Requirements >> Gather every line below where "this" appears.

####

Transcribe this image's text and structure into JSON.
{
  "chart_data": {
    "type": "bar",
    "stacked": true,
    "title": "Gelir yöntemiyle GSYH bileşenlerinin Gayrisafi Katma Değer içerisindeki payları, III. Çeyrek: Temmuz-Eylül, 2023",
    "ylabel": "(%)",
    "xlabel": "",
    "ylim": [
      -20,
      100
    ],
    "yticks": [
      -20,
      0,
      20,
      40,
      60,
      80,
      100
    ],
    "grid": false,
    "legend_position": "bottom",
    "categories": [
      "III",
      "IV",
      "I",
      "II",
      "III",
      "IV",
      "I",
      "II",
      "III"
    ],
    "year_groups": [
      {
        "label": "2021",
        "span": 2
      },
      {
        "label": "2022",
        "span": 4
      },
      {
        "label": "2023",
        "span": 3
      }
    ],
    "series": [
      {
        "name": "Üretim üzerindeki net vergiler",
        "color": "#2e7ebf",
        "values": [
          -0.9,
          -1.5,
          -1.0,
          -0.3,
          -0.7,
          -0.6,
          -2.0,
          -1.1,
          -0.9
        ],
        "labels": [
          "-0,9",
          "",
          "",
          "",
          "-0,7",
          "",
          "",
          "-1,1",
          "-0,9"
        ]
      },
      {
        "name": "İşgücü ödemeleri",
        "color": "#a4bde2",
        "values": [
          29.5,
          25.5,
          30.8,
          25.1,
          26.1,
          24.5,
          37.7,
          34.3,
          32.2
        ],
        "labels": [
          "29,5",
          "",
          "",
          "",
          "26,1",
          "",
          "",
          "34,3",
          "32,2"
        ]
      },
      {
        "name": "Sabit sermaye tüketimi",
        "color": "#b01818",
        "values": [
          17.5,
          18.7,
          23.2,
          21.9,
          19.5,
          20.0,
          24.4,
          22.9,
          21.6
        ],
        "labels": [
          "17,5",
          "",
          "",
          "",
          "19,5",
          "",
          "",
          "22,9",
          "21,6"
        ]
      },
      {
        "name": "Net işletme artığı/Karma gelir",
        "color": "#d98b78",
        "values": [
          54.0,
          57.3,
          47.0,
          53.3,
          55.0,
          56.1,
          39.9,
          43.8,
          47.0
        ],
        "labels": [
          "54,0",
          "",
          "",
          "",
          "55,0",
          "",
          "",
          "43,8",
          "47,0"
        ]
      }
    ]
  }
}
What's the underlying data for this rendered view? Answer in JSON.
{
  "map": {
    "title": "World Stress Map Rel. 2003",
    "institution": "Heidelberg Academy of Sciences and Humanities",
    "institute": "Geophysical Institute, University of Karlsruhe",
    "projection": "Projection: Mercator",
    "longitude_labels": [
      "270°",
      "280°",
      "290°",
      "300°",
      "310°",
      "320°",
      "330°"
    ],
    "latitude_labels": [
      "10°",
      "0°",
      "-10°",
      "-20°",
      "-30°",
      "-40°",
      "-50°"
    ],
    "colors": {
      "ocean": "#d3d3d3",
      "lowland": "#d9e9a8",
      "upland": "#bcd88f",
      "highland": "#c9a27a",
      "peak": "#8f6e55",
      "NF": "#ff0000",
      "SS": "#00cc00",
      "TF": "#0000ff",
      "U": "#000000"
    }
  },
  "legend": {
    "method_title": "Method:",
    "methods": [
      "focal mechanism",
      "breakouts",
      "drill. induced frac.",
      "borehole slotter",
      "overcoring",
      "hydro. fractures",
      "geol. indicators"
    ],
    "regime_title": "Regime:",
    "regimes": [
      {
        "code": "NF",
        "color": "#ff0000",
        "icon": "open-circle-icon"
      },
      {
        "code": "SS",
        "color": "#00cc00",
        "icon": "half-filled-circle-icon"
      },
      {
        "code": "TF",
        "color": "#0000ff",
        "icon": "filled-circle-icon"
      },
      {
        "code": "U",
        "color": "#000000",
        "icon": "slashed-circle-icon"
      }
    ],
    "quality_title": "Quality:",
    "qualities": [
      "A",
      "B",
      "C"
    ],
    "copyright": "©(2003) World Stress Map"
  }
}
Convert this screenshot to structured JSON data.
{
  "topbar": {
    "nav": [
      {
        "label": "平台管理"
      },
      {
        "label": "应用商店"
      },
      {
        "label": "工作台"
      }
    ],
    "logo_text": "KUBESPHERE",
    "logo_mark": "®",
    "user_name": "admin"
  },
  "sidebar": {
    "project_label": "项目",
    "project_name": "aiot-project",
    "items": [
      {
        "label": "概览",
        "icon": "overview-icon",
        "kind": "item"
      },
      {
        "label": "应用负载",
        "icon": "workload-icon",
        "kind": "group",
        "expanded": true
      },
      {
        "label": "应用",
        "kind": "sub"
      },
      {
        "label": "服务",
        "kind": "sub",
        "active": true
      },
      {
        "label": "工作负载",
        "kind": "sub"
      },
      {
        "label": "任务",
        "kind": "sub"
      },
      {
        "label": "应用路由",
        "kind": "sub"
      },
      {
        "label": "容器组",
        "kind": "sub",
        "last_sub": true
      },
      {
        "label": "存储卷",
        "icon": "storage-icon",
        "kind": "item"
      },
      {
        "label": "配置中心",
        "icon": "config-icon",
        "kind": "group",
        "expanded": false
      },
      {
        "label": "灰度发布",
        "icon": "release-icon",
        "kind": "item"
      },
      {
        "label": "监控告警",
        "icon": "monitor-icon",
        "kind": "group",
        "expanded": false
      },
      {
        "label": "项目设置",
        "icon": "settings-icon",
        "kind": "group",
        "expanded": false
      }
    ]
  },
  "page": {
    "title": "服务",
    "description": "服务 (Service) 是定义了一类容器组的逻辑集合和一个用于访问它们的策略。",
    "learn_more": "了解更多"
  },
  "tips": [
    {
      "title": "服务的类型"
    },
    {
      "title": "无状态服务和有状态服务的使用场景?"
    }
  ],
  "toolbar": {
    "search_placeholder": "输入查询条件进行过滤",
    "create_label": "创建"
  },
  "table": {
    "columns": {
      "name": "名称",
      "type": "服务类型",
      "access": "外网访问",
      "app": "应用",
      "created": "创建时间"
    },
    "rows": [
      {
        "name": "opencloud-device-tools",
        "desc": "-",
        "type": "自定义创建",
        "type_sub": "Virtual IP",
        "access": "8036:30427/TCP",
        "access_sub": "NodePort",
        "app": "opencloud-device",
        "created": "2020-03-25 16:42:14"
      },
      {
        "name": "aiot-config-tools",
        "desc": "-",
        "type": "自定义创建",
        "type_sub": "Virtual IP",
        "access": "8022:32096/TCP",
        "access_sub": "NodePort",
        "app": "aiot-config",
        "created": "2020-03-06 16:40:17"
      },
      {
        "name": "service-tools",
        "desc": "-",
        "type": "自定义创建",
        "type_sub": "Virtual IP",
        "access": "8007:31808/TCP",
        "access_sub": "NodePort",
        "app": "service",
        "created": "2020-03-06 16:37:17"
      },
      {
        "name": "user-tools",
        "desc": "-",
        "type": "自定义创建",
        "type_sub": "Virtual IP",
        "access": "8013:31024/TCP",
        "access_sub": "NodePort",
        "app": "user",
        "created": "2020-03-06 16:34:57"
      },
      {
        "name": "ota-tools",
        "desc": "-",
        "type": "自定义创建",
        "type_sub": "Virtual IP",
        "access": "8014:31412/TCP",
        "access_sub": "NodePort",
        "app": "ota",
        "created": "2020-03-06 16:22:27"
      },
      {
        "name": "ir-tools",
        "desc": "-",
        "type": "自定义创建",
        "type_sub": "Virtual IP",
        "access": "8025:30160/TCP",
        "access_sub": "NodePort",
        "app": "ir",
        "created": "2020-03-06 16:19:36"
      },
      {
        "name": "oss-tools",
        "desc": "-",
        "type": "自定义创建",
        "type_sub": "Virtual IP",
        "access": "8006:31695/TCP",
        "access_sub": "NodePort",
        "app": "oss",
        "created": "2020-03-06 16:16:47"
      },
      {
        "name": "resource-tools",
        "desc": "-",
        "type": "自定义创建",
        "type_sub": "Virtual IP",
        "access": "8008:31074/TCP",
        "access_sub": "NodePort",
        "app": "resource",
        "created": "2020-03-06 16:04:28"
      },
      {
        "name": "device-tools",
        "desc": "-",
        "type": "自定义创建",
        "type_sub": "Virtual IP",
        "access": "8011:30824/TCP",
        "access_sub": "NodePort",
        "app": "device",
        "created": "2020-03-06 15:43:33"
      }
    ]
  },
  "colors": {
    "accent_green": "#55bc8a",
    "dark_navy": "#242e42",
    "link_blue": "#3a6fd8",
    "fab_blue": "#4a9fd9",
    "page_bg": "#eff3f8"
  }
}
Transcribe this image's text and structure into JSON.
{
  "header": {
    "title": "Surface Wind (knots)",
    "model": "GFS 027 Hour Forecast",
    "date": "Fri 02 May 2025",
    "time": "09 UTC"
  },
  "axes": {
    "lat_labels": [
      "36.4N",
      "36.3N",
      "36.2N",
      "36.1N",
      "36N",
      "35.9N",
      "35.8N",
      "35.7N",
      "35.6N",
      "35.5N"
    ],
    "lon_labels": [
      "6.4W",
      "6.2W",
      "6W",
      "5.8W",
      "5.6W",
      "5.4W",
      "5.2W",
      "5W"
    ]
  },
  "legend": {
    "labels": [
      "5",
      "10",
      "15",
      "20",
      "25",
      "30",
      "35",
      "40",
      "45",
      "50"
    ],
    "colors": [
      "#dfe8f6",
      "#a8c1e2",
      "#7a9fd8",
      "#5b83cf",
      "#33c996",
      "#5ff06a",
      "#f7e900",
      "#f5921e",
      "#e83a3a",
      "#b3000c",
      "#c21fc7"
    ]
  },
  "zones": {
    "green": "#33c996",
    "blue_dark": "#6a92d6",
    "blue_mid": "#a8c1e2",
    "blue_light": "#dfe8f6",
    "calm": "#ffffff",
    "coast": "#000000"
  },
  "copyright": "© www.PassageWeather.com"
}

####

Answer to the task >>
Transcribe this image's text and structure into JSON.
What's the underlying data for this rendered view? Answer in JSON.
Convert this screenshot to structured JSON data.
Transcribe this image's text and structure into JSON.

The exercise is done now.